Texto dado:
________
Pude ver el brillo en sus ojos. La alegría de contar cómo comenzó el trabajo que hace hoy, su emoción al hablar de la hija que está en el internado y que escribe poesías; me contó cómo leyó, sin que ella se enterara, un poema que había escrito acerca de él. Nunca me olvidaré del brillo de esos ojos, ni de la emoción de su voz.
Pero, ¿por qué estoy escribiendo esto? ¿Todavía no se dio cuenta? Permítame entonces ser un poco más directo: ¿Recuerda usted cuándo fue la última vez que salió con un líder de su iglesia simplemente “para conversar”? ¿Recuerda cuándo fue la última vez que habló sobre cualquier cosa con el anciano de su iglesia? Créalo, por favor: eso hace que él sienta que la relación del pastor con el anciano abarca mucho más que la resolución de problemas. Ciertamente eso llevará al anciano a descubrir que el pastor es un ser humano que sabe sonreír y que tiene sentimientos.
Querido pastor: responda rápidamente algunas preguntas más. ¿Sabe usted cómo llegaron a ser adventistas sus ancianos? ¿Sabe cómo conocieron a sus respectivas esposas? ¿Sabe cuántos hijos tienen y cuál es el gran sueño de sus vidas? A eso le llamamos intimidad, complicidad, amistad.
¿Cuándo fue la última vez que usted se sentó con un anciano debajo de un árbol y habló con él de cualquier cosa menos de los problemas de la iglesia? ¿Cuándo fue la última vez que su anciano percibió que usted se preocupaba por establecer con él una relación de compañerismo y amistad?
La relación del pastor con el anciano es una de las más importantes de la vida de una congregación. Si esa relación estuviera quebrantada, todo lo demás iría mal. Si no hay transparencia, las reuniones de la junta serán más difíciles, más intrincadas. Si esa relación estuviera sufriendo de alguna manera, la iglesia también sufriría; y las consecuencias pueden ser desastrosas: iglesias divididas, hermanos heridos, dirigentes fracasados y objetivos que no se alcanzan.
________
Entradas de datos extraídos

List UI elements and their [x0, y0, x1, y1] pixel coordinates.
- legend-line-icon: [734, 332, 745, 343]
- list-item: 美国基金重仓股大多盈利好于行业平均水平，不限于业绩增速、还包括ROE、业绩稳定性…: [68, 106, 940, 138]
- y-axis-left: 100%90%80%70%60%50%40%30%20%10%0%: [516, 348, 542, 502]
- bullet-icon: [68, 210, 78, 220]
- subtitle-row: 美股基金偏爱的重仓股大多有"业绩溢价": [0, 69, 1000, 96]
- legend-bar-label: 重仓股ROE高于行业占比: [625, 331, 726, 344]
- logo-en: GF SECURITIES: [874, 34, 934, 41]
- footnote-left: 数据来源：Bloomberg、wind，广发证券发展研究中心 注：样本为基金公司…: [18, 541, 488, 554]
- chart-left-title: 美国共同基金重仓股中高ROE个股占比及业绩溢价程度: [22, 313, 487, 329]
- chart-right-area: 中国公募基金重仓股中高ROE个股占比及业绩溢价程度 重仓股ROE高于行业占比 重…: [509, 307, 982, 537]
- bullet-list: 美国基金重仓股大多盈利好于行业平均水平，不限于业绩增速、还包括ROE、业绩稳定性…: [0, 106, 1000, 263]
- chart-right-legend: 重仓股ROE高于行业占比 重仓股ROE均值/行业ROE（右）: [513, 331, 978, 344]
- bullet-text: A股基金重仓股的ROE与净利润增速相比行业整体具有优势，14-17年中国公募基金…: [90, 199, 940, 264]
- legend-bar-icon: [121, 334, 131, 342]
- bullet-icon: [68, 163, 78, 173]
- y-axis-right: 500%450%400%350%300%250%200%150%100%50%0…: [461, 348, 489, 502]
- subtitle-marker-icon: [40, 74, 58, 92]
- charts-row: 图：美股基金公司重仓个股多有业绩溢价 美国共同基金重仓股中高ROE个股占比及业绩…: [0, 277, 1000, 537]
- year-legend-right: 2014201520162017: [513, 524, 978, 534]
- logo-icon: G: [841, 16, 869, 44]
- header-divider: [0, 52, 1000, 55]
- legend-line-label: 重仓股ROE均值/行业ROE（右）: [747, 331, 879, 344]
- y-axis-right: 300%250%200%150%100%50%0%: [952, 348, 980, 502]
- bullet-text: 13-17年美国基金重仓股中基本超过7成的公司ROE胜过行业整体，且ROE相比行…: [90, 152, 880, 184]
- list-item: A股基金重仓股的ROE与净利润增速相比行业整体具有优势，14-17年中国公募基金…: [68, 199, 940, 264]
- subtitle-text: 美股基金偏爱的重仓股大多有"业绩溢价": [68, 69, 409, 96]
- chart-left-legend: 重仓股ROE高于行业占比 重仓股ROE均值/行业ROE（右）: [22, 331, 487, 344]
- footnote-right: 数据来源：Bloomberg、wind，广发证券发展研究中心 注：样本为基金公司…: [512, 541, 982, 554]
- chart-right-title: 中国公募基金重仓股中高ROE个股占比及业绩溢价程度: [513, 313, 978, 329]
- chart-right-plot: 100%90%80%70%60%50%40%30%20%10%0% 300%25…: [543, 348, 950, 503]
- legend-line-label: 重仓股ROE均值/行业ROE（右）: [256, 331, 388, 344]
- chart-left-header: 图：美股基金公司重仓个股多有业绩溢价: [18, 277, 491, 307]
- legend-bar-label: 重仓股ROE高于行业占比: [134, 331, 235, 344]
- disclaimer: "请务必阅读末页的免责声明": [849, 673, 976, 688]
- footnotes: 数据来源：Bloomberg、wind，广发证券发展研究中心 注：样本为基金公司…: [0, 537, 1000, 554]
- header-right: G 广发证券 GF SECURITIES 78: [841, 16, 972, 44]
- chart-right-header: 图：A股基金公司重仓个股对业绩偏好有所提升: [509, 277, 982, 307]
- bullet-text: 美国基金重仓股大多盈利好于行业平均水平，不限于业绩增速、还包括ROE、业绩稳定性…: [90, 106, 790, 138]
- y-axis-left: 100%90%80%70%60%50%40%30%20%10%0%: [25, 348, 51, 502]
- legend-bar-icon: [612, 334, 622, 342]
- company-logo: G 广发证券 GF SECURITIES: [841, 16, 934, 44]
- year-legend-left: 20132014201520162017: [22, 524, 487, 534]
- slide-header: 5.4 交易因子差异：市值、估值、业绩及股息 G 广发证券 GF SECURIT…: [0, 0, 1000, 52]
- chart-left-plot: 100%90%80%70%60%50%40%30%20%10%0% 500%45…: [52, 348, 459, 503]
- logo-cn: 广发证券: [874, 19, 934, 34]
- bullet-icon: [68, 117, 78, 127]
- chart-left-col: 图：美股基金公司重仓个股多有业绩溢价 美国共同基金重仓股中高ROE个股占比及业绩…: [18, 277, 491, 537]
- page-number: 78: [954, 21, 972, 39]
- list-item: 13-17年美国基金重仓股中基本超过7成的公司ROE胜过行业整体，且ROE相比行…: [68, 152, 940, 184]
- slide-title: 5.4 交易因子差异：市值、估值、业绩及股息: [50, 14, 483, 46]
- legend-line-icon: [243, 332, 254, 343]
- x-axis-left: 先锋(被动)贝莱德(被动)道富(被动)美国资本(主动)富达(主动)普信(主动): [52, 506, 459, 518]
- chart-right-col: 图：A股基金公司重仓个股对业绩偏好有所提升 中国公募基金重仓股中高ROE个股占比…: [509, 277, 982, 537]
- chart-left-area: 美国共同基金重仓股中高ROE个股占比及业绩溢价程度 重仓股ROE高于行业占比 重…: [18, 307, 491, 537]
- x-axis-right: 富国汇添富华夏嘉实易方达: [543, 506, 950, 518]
________
Qué hacer: En el texto sobre el pastor y sus ancianos, toma el fragmento que empieza con "Pero, ¿por qué" y termina con "que tiene sentimientos.", y cambia "pastor" por "ministro" cada vez que aparezca.

Respuesta:
Pero, ¿por qué estoy escribiendo esto? ¿Todavía no se dio cuenta? Permítame entonces ser un poco más directo: ¿Recuerda usted cuándo fue la última vez que salió con un líder de su iglesia simplemente “para conversar”? ¿Recuerda cuándo fue la última vez que habló sobre cualquier cosa con el anciano de su iglesia? Créalo, por favor: eso hace que él sienta que la relación del ministro con el anciano abarca mucho más que la resolución de problemas. Ciertamente eso llevará al anciano a descubrir que el ministro es un ser humano que sabe sonreír y que tiene sentimientos.